This filter technique is used for point tracking and they 
are based on Optimal Recursive Data Processing 
Algorithm. This filter technique performs the restrictive 
probability density propagation. Kalman filter [16] is a set 
of mathematical equations that provides an efficient 
Computational (recursive) means to estimate the state of a 
process in several aspects: it supports estimations of past, 
present, and even future states, and it can do the same 
even when the precise nature of the modeled system is 
unknown. It estimates a process by using a form of 
feedback control. The filter estimates the process state at 
some time and then obtains feedback in the form of noisy 
measurements. The equations for Kalman filters fall in 
two groups: time update equations and measurement 
update equations. The time update equations are 
responsible for projecting forward (in time) the current 
state and error covariance estimates to obtain the priori 
estimate for the next time step. The measurement update 
equations are responsible for the feedback. Kalman filters 
always give optimal solutions.

▶ _Your tasks_
A. In the Kalman filter text, what are the two groups that the filter's equations fall into?
B. Starting at the first line of the entries and stopping after the line that has "heatmap-cell xyxy=(1385,1276,1557,1447)", write those entry lines out again with "x-tick-label" swapped for "column-label".
The Kalman filter text and the entries have nothing to do with each other.

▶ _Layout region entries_
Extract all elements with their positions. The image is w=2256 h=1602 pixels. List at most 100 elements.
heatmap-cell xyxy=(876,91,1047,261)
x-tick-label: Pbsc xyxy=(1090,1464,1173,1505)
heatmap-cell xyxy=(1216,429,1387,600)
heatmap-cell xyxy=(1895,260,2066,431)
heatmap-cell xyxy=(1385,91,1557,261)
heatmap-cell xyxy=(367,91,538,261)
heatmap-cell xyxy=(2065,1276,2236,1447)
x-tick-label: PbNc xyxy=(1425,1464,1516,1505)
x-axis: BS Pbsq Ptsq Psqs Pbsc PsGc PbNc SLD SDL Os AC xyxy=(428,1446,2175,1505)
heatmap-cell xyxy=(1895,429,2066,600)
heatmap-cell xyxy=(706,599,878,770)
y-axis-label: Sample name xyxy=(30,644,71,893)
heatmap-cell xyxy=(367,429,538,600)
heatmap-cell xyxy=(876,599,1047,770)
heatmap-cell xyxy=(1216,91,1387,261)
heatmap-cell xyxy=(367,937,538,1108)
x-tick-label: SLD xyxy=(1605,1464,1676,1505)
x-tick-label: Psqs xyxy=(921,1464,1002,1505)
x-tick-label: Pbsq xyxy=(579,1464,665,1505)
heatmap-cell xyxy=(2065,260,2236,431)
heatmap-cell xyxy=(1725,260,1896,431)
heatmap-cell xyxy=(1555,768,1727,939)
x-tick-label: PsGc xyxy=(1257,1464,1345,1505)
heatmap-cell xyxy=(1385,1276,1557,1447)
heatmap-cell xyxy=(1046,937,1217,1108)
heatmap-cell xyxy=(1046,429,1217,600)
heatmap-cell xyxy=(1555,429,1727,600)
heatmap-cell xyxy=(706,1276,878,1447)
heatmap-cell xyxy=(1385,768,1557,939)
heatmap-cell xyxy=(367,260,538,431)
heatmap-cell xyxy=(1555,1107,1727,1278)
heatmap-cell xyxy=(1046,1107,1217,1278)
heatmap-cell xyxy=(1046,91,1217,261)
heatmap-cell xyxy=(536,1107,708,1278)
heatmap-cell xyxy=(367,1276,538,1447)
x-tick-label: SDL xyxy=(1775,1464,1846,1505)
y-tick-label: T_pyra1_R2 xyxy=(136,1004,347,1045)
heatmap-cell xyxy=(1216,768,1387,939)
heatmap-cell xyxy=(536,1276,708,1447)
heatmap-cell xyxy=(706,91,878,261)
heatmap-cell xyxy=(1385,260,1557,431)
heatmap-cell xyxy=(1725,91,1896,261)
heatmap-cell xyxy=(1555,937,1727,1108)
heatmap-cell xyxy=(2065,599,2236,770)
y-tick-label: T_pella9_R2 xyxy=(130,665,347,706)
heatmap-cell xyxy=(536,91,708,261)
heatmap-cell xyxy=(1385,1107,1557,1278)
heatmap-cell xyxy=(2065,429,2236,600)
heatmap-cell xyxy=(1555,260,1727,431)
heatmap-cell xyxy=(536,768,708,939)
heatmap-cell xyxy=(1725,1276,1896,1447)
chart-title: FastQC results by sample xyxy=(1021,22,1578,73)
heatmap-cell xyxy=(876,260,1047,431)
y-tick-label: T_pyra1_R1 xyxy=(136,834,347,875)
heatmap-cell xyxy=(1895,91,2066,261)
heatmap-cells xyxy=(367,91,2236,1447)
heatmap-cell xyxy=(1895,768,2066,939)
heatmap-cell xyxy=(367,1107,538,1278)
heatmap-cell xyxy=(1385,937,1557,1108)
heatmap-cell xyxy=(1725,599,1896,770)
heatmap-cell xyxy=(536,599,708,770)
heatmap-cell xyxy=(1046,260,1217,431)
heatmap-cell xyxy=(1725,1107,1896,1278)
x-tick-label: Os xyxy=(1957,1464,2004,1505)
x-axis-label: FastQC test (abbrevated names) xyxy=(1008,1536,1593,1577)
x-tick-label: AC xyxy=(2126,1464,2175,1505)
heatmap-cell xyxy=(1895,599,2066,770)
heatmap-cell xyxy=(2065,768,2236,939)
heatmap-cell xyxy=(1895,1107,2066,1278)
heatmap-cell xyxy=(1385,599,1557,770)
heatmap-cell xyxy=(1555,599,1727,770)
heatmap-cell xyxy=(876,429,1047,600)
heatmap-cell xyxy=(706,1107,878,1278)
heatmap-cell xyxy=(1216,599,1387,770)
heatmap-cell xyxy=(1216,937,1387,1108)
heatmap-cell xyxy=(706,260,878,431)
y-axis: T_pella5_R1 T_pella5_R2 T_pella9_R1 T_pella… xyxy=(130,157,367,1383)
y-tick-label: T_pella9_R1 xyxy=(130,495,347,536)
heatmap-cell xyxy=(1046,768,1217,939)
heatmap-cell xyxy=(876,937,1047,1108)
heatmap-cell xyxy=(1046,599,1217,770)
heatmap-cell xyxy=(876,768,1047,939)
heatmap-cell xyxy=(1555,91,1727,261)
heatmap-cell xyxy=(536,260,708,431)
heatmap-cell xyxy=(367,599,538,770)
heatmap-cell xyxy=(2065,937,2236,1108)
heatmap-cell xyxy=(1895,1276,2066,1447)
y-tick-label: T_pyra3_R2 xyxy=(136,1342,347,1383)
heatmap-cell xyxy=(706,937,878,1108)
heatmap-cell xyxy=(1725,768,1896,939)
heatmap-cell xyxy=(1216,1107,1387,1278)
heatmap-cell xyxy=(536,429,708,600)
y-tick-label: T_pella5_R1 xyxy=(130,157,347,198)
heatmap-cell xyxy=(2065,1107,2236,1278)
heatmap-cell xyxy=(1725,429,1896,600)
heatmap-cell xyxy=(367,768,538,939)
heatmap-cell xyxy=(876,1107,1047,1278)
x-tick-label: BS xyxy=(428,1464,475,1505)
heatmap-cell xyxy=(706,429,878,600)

▶ _Results for the exercise_
A. Time update equations and measurement update equations.

B.
Extract all elements with their positions. The image is w=2256 h=1602 pixels. List at most 100 elements.
heatmap-cell xyxy=(876,91,1047,261)
column-label: Pbsc xyxy=(1090,1464,1173,1505)
heatmap-cell xyxy=(1216,429,1387,600)
heatmap-cell xyxy=(1895,260,2066,431)
heatmap-cell xyxy=(1385,91,1557,261)
heatmap-cell xyxy=(367,91,538,261)
heatmap-cell xyxy=(2065,1276,2236,1447)
column-label: PbNc xyxy=(1425,1464,1516,1505)
x-axis: BS Pbsq Ptsq Psqs Pbsc PsGc PbNc SLD SDL Os AC xyxy=(428,1446,2175,1505)
heatmap-cell xyxy=(1895,429,2066,600)
heatmap-cell xyxy=(706,599,878,770)
y-axis-label: Sample name xyxy=(30,644,71,893)
heatmap-cell xyxy=(367,429,538,600)
heatmap-cell xyxy=(876,599,1047,770)
heatmap-cell xyxy=(1216,91,1387,261)
heatmap-cell xyxy=(367,937,538,1108)
column-label: SLD xyxy=(1605,1464,1676,1505)
column-label: Psqs xyxy=(921,1464,1002,1505)
column-label: Pbsq xyxy=(579,1464,665,1505)
heatmap-cell xyxy=(2065,260,2236,431)
heatmap-cell xyxy=(1725,260,1896,431)
heatmap-cell xyxy=(1555,768,1727,939)
column-label: PsGc xyxy=(1257,1464,1345,1505)
heatmap-cell xyxy=(1385,1276,1557,1447)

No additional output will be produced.